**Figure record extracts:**

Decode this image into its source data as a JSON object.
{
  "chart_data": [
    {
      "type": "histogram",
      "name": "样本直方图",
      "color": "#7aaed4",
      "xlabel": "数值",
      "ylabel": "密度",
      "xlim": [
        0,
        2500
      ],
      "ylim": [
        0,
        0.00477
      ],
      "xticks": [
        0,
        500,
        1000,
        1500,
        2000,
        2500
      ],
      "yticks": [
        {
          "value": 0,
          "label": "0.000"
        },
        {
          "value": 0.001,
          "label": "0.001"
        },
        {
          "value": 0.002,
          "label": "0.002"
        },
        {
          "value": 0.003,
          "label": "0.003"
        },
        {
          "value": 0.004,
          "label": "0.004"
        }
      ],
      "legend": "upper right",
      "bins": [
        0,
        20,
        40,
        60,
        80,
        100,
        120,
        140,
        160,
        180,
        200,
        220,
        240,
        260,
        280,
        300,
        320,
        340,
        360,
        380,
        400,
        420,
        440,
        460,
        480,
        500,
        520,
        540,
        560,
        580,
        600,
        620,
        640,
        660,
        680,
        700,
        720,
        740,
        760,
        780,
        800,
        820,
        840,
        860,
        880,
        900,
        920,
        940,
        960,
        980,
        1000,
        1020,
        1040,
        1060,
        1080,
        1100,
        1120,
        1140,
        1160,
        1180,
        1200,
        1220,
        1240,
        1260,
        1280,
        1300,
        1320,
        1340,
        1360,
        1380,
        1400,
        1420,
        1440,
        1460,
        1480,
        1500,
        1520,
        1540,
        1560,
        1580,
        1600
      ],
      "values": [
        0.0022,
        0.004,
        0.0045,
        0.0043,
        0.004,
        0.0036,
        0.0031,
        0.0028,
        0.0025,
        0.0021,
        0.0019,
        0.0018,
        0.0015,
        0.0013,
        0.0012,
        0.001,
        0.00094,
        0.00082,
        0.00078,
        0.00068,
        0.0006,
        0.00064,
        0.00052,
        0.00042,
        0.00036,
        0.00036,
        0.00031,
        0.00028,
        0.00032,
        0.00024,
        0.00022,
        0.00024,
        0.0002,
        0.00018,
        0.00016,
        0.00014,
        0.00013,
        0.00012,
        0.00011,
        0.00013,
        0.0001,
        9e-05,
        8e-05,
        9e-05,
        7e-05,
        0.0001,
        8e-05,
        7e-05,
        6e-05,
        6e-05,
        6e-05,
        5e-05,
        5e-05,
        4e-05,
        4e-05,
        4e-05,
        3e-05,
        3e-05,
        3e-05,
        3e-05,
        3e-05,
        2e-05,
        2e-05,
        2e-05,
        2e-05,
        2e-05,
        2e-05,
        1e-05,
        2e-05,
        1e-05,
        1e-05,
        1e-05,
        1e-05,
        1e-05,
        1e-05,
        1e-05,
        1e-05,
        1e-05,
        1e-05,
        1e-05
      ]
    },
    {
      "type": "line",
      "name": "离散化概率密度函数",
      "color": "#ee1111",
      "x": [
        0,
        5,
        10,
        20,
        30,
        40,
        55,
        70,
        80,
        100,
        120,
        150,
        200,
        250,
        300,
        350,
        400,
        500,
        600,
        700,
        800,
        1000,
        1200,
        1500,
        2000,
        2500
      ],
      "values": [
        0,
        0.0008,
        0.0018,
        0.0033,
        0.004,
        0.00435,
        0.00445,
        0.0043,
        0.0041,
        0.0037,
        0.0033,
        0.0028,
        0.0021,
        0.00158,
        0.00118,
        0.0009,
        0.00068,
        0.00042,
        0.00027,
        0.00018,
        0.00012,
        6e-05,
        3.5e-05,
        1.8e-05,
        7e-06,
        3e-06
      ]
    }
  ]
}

**Goal:** Produce an exact copy of the whole listing.

**Response:**
Decode this image into its source data as a JSON object.
{
  "chart_data": [
    {
      "type": "histogram",
      "name": "样本直方图",
      "color": "#7aaed4",
      "xlabel": "数值",
      "ylabel": "密度",
      "xlim": [
        0,
        2500
      ],
      "ylim": [
        0,
        0.00477
      ],
      "xticks": [
        0,
        500,
        1000,
        1500,
        2000,
        2500
      ],
      "yticks": [
        {
          "value": 0,
          "label": "0.000"
        },
        {
          "value": 0.001,
          "label": "0.001"
        },
        {
          "value": 0.002,
          "label": "0.002"
        },
        {
          "value": 0.003,
          "label": "0.003"
        },
        {
          "value": 0.004,
          "label": "0.004"
        }
      ],
      "legend": "upper right",
      "bins": [
        0,
        20,
        40,
        60,
        80,
        100,
        120,
        140,
        160,
        180,
        200,
        220,
        240,
        260,
        280,
        300,
        320,
        340,
        360,
        380,
        400,
        420,
        440,
        460,
        480,
        500,
        520,
        540,
        560,
        580,
        600,
        620,
        640,
        660,
        680,
        700,
        720,
        740,
        760,
        780,
        800,
        820,
        840,
        860,
        880,
        900,
        920,
        940,
        960,
        980,
        1000,
        1020,
        1040,
        1060,
        1080,
        1100,
        1120,
        1140,
        1160,
        1180,
        1200,
        1220,
        1240,
        1260,
        1280,
        1300,
        1320,
        1340,
        1360,
        1380,
        1400,
        1420,
        1440,
        1460,
        1480,
        1500,
        1520,
        1540,
        1560,
        1580,
        1600
      ],
      "values": [
        0.0022,
        0.004,
        0.0045,
        0.0043,
        0.004,
        0.0036,
        0.0031,
        0.0028,
        0.0025,
        0.0021,
        0.0019,
        0.0018,
        0.0015,
        0.0013,
        0.0012,
        0.001,
        0.00094,
        0.00082,
        0.00078,
        0.00068,
        0.0006,
        0.00064,
        0.00052,
        0.00042,
        0.00036,
        0.00036,
        0.00031,
        0.00028,
        0.00032,
        0.00024,
        0.00022,
        0.00024,
        0.0002,
        0.00018,
        0.00016,
        0.00014,
        0.00013,
        0.00012,
        0.00011,
        0.00013,
        0.0001,
        9e-05,
        8e-05,
        9e-05,
        7e-05,
        0.0001,
        8e-05,
        7e-05,
        6e-05,
        6e-05,
        6e-05,
        5e-05,
        5e-05,
        4e-05,
        4e-05,
        4e-05,
        3e-05,
        3e-05,
        3e-05,
        3e-05,
        3e-05,
        2e-05,
        2e-05,
        2e-05,
        2e-05,
        2e-05,
        2e-05,
        1e-05,
        2e-05,
        1e-05,
        1e-05,
        1e-05,
        1e-05,
        1e-05,
        1e-05,
        1e-05,
        1e-05,
        1e-05,
        1e-05,
        1e-05
      ]
    },
    {
      "type": "line",
      "name": "离散化概率密度函数",
      "color": "#ee1111",
      "x": [
        0,
        5,
        10,
        20,
        30,
        40,
        55,
        70,
        80,
        100,
        120,
        150,
        200,
        250,
        300,
        350,
        400,
        500,
        600,
        700,
        800,
        1000,
        1200,
        1500,
        2000,
        2500
      ],
      "values": [
        0,
        0.0008,
        0.0018,
        0.0033,
        0.004,
        0.00435,
        0.00445,
        0.0043,
        0.0041,
        0.0037,
        0.0033,
        0.0028,
        0.0021,
        0.00158,
        0.00118,
        0.0009,
        0.00068,
        0.00042,
        0.00027,
        0.00018,
        0.00012,
        6e-05,
        3.5e-05,
        1.8e-05,
        7e-06,
        3e-06
      ]
    }
  ]
}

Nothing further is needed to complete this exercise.